__Items from a dataset__:
_____
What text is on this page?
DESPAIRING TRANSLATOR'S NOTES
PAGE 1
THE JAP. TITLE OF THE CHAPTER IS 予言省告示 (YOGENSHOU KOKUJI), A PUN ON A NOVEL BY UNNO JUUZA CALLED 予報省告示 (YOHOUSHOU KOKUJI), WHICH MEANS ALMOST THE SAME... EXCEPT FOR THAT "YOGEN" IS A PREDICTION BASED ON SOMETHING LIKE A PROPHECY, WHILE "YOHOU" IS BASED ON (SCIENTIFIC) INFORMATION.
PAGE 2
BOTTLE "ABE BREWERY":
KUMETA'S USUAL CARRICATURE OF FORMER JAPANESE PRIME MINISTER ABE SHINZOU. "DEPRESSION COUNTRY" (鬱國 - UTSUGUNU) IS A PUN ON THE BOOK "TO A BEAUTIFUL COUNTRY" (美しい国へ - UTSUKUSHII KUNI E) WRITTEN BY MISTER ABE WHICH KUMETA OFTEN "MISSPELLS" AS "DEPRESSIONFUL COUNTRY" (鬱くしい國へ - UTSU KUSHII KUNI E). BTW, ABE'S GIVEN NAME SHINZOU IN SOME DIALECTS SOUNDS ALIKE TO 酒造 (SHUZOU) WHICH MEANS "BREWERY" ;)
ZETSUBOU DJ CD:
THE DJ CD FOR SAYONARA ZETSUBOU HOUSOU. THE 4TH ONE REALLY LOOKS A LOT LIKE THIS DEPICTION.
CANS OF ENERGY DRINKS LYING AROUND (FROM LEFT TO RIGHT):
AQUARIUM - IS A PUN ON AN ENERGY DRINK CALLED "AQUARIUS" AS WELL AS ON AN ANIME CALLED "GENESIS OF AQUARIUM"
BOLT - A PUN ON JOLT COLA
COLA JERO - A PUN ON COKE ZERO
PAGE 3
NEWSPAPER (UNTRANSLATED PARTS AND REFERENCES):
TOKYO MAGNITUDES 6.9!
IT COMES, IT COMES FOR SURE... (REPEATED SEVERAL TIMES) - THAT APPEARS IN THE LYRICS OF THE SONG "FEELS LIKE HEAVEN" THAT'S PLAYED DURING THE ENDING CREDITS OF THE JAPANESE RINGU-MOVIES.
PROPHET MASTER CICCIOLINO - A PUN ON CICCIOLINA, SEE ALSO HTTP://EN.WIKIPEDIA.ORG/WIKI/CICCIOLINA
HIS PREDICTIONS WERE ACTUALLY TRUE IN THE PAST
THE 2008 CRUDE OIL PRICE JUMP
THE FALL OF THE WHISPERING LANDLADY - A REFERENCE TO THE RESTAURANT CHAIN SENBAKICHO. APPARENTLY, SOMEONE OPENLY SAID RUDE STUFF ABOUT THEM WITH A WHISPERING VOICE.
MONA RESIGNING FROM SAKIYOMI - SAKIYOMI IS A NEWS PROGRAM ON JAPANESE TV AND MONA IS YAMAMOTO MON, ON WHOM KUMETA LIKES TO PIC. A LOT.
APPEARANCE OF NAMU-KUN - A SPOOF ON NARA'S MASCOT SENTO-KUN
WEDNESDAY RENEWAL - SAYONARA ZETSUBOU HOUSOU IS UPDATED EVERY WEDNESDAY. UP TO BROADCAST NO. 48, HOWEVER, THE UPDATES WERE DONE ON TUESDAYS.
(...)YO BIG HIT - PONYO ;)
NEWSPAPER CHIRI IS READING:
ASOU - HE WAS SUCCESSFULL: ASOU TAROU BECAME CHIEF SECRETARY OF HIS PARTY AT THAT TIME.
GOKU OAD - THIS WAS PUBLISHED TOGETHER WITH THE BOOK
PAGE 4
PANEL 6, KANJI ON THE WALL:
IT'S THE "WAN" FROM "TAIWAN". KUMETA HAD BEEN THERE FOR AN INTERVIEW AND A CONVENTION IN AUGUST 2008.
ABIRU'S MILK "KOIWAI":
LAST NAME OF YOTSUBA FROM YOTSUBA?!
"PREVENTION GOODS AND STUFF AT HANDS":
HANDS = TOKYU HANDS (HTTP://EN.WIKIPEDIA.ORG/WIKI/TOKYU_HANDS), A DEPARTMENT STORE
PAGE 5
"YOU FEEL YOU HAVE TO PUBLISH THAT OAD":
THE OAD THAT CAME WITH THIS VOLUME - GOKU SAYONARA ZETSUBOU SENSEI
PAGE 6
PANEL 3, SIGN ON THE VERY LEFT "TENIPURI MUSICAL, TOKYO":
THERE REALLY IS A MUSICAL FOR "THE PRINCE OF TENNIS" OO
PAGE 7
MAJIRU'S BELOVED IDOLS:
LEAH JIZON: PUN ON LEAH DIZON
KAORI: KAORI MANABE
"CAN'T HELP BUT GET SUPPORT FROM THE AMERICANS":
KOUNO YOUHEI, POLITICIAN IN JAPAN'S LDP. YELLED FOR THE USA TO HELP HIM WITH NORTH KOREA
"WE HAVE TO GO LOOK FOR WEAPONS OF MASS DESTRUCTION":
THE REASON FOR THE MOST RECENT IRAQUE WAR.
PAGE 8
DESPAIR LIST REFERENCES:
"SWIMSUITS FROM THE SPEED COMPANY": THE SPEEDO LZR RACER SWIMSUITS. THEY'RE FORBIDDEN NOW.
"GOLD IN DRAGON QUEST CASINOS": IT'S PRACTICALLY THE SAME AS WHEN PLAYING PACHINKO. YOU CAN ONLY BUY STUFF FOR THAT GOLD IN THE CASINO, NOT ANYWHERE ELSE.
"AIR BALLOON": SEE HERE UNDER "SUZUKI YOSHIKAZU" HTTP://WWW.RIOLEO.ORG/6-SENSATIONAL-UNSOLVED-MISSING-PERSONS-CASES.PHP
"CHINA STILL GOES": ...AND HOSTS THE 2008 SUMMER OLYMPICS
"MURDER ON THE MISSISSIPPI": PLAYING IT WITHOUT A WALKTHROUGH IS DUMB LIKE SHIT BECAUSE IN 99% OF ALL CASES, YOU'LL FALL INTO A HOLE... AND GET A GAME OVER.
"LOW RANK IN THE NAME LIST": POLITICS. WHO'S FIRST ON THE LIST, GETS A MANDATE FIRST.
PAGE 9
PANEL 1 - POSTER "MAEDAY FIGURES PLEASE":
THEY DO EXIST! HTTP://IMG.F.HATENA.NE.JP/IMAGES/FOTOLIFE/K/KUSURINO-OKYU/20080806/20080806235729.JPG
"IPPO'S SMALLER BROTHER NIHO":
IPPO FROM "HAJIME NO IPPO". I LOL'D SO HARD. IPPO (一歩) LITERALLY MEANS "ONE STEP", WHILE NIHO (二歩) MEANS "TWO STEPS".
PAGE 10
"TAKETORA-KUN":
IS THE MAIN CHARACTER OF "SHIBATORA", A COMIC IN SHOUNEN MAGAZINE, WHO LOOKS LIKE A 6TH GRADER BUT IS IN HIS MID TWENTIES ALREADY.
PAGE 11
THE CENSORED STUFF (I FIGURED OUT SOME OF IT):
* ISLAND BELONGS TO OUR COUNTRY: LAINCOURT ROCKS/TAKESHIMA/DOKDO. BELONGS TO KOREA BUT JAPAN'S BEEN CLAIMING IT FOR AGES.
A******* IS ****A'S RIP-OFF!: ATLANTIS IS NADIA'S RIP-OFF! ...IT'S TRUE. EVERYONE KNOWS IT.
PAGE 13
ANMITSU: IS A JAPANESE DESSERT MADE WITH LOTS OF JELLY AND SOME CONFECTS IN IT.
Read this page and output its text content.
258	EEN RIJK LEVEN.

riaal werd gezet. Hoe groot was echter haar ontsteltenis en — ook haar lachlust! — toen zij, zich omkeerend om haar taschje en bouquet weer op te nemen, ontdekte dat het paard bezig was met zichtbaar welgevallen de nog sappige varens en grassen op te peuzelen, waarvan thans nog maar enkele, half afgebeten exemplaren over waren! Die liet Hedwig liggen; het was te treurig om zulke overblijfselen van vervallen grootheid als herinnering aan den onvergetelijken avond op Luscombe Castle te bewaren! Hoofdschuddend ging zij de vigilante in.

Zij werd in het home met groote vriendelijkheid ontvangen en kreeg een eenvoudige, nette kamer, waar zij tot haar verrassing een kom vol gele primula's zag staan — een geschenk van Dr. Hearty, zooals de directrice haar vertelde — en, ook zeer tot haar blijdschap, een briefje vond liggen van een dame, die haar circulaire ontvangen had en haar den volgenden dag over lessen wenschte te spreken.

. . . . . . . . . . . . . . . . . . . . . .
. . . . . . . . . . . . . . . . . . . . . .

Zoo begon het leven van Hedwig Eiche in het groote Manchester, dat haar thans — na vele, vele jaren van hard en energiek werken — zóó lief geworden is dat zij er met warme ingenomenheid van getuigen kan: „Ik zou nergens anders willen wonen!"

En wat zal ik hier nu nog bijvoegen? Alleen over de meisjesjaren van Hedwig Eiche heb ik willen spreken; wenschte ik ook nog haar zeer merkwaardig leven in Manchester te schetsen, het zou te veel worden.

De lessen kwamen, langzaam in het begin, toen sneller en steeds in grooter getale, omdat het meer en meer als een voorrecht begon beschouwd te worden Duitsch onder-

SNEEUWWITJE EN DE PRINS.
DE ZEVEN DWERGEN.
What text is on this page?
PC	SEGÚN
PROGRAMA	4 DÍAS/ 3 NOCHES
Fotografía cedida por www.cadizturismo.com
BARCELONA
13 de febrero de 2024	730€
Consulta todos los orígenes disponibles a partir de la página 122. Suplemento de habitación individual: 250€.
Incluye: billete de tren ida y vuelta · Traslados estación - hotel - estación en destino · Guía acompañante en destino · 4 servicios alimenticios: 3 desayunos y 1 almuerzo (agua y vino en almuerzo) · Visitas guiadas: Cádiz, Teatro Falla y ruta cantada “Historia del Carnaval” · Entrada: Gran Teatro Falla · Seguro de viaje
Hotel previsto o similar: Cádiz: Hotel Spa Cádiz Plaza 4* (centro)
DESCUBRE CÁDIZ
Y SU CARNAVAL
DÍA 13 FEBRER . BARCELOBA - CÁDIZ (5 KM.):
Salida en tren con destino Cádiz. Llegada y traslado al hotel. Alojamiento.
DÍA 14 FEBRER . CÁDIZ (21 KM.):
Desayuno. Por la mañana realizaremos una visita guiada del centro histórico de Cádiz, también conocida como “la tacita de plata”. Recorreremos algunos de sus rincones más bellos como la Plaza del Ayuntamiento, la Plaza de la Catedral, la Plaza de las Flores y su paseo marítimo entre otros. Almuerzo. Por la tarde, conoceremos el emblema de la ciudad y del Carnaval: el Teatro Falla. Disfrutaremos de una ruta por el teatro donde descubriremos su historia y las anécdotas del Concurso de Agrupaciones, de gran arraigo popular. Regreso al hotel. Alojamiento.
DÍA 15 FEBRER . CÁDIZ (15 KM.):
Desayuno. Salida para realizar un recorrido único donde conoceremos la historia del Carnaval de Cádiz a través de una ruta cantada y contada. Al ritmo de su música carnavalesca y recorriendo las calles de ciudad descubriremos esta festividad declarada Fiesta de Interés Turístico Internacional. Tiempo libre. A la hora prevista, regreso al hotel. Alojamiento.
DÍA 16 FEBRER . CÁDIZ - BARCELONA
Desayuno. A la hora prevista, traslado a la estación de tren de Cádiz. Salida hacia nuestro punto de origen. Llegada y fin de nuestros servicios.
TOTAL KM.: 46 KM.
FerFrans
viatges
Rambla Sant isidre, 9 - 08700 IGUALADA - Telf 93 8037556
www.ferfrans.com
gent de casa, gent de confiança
_____
__Exercise brief__: Which lines in the records above hold the string "REALLY"? Copy each of them.

__The completed task__:
THE DJ CD FOR SAYONARA ZETSUBOU HOUSOU. THE 4TH ONE REALLY LOOKS A LOT LIKE THIS DEPICTION.
THERE REALLY IS A MUSICAL FOR "THE PRINCE OF TENNIS" OO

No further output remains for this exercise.